*THE REQUEST*
Find the lines holding the word "KMnO₄" and collect them.

* * *

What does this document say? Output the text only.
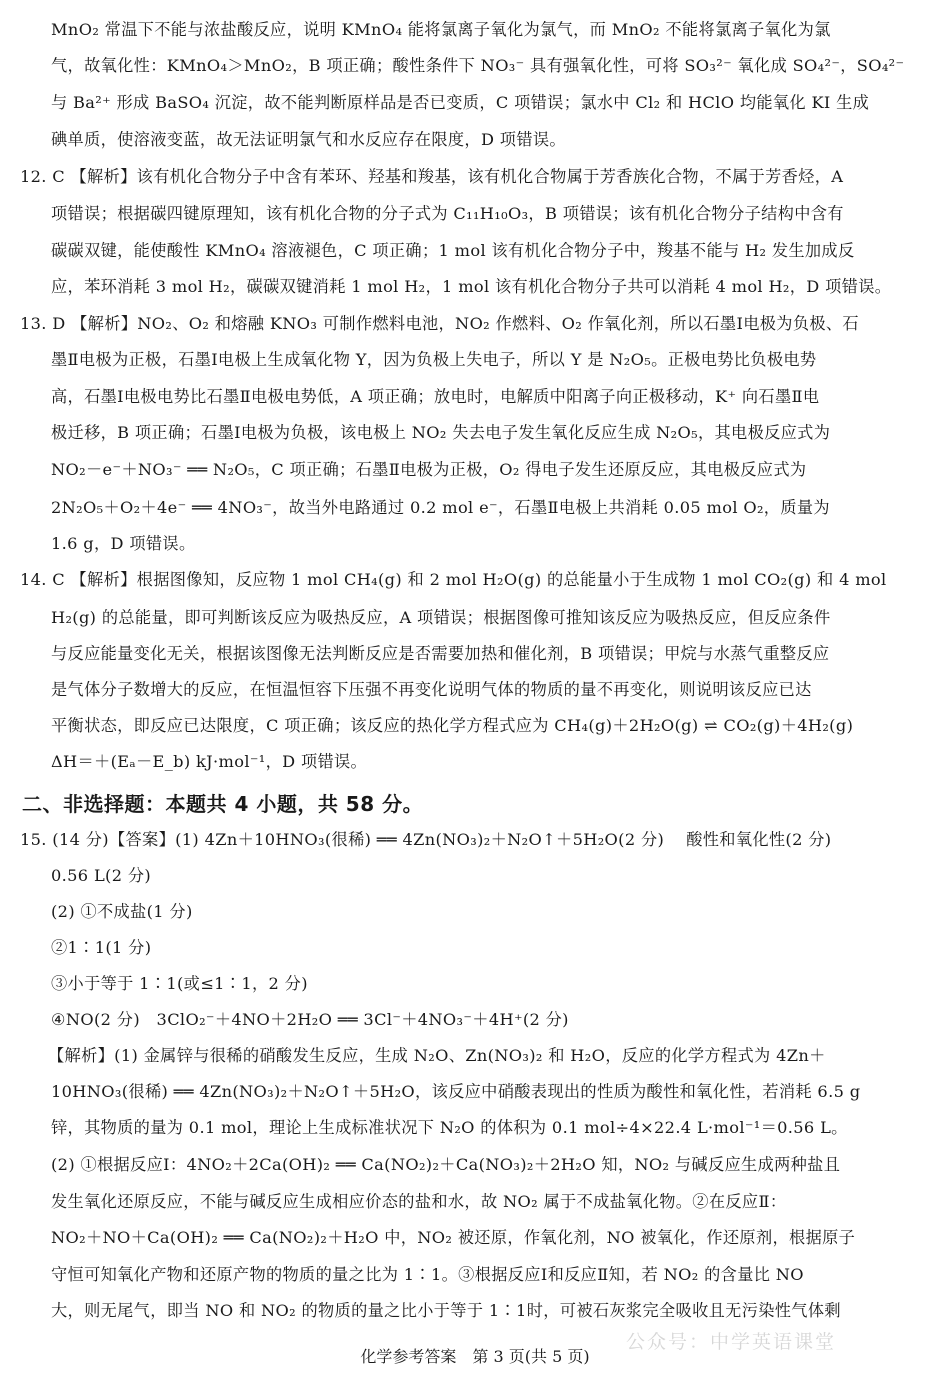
MnO₂ 常温下不能与浓盐酸反应，说明 KMnO₄ 能将氯离子氧化为氯气，而 MnO₂ 不能将氯离子氧化为氯
气，故氧化性：KMnO₄＞MnO₂，B 项正确；酸性条件下 NO₃⁻ 具有强氧化性，可将 SO₃²⁻ 氧化成 SO₄²⁻，SO₄²⁻
与 Ba²⁺ 形成 BaSO₄ 沉淀，故不能判断原样品是否已变质，C 项错误；氯水中 Cl₂ 和 HClO 均能氧化 KI 生成
碘单质，使溶液变蓝，故无法证明氯气和水反应存在限度，D 项错误。
12. C 【解析】该有机化合物分子中含有苯环、羟基和羧基，该有机化合物属于芳香族化合物，不属于芳香烃，A
项错误；根据碳四键原理知，该有机化合物的分子式为 C₁₁H₁₀O₃，B 项错误；该有机化合物分子结构中含有
碳碳双键，能使酸性 KMnO₄ 溶液褪色，C 项正确；1 mol 该有机化合物分子中，羧基不能与 H₂ 发生加成反
应，苯环消耗 3 mol H₂，碳碳双键消耗 1 mol H₂，1 mol 该有机化合物分子共可以消耗 4 mol H₂，D 项错误。
13. D 【解析】NO₂、O₂ 和熔融 KNO₃ 可制作燃料电池，NO₂ 作燃料、O₂ 作氧化剂，所以石墨Ⅰ电极为负极、石
墨Ⅱ电极为正极，石墨Ⅰ电极上生成氧化物 Y，因为负极上失电子，所以 Y 是 N₂O₅。正极电势比负极电势
高，石墨Ⅰ电极电势比石墨Ⅱ电极电势低，A 项正确；放电时，电解质中阳离子向正极移动，K⁺ 向石墨Ⅱ电
极迁移，B 项正确；石墨Ⅰ电极为负极，该电极上 NO₂ 失去电子发生氧化反应生成 N₂O₅，其电极反应式为
NO₂－e⁻＋NO₃⁻ ══ N₂O₅，C 项正确；石墨Ⅱ电极为正极，O₂ 得电子发生还原反应，其电极反应式为
2N₂O₅＋O₂＋4e⁻ ══ 4NO₃⁻，故当外电路通过 0.2 mol e⁻，石墨Ⅱ电极上共消耗 0.05 mol O₂，质量为
1.6 g，D 项错误。
14. C 【解析】根据图像知，反应物 1 mol CH₄(g) 和 2 mol H₂O(g) 的总能量小于生成物 1 mol CO₂(g) 和 4 mol
H₂(g) 的总能量，即可判断该反应为吸热反应，A 项错误；根据图像可推知该反应为吸热反应，但反应条件
与反应能量变化无关，根据该图像无法判断反应是否需要加热和催化剂，B 项错误；甲烷与水蒸气重整反应
是气体分子数增大的反应，在恒温恒容下压强不再变化说明气体的物质的量不再变化，则说明该反应已达
平衡状态，即反应已达限度，C 项正确；该反应的热化学方程式应为 CH₄(g)＋2H₂O(g) ⇌ CO₂(g)＋4H₂(g)
ΔH＝＋(Eₐ－E_b) kJ·mol⁻¹，D 项错误。
二、非选择题：本题共 4 小题，共 58 分。
15. (14 分)【答案】(1) 4Zn＋10HNO₃(很稀) ══ 4Zn(NO₃)₂＋N₂O↑＋5H₂O(2 分)　 酸性和氧化性(2 分)
0.56 L(2 分)
(2) ①不成盐(1 分)
②1∶1(1 分)
③小于等于 1∶1(或≤1∶1，2 分)
④NO(2 分)　3ClO₂⁻＋4NO＋2H₂O ══ 3Cl⁻＋4NO₃⁻＋4H⁺(2 分)
【解析】(1) 金属锌与很稀的硝酸发生反应，生成 N₂O、Zn(NO₃)₂ 和 H₂O，反应的化学方程式为 4Zn＋
10HNO₃(很稀) ══ 4Zn(NO₃)₂＋N₂O↑＋5H₂O，该反应中硝酸表现出的性质为酸性和氧化性，若消耗 6.5 g
锌，其物质的量为 0.1 mol，理论上生成标准状况下 N₂O 的体积为 0.1 mol÷4×22.4 L·mol⁻¹＝0.56 L。
(2) ①根据反应Ⅰ：4NO₂＋2Ca(OH)₂ ══ Ca(NO₂)₂＋Ca(NO₃)₂＋2H₂O 知，NO₂ 与碱反应生成两种盐且
发生氧化还原反应，不能与碱反应生成相应价态的盐和水，故 NO₂ 属于不成盐氧化物。②在反应Ⅱ：
NO₂＋NO＋Ca(OH)₂ ══ Ca(NO₂)₂＋H₂O 中，NO₂ 被还原，作氧化剂，NO 被氧化，作还原剂，根据原子
守恒可知氧化产物和还原产物的物质的量之比为 1∶1。③根据反应Ⅰ和反应Ⅱ知，若 NO₂ 的含量比 NO
大，则无尾气，即当 NO 和 NO₂ 的物质的量之比小于等于 1∶1时，可被石灰浆完全吸收且无污染性气体剩
公众号：中学英语课堂
化学参考答案　第 3 页(共 5 页)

* * *

*EXERCISE OUTPUT*
MnO₂ 常温下不能与浓盐酸反应，说明 KMnO₄ 能将氯离子氧化为氯气，而 MnO₂ 不能将氯离子氧化为氯
气，故氧化性：KMnO₄＞MnO₂，B 项正确；酸性条件下 NO₃⁻ 具有强氧化性，可将 SO₃²⁻ 氧化成 SO₄²⁻，SO₄²⁻
碳碳双键，能使酸性 KMnO₄ 溶液褪色，C 项正确；1 mol 该有机化合物分子中，羧基不能与 H₂ 发生加成反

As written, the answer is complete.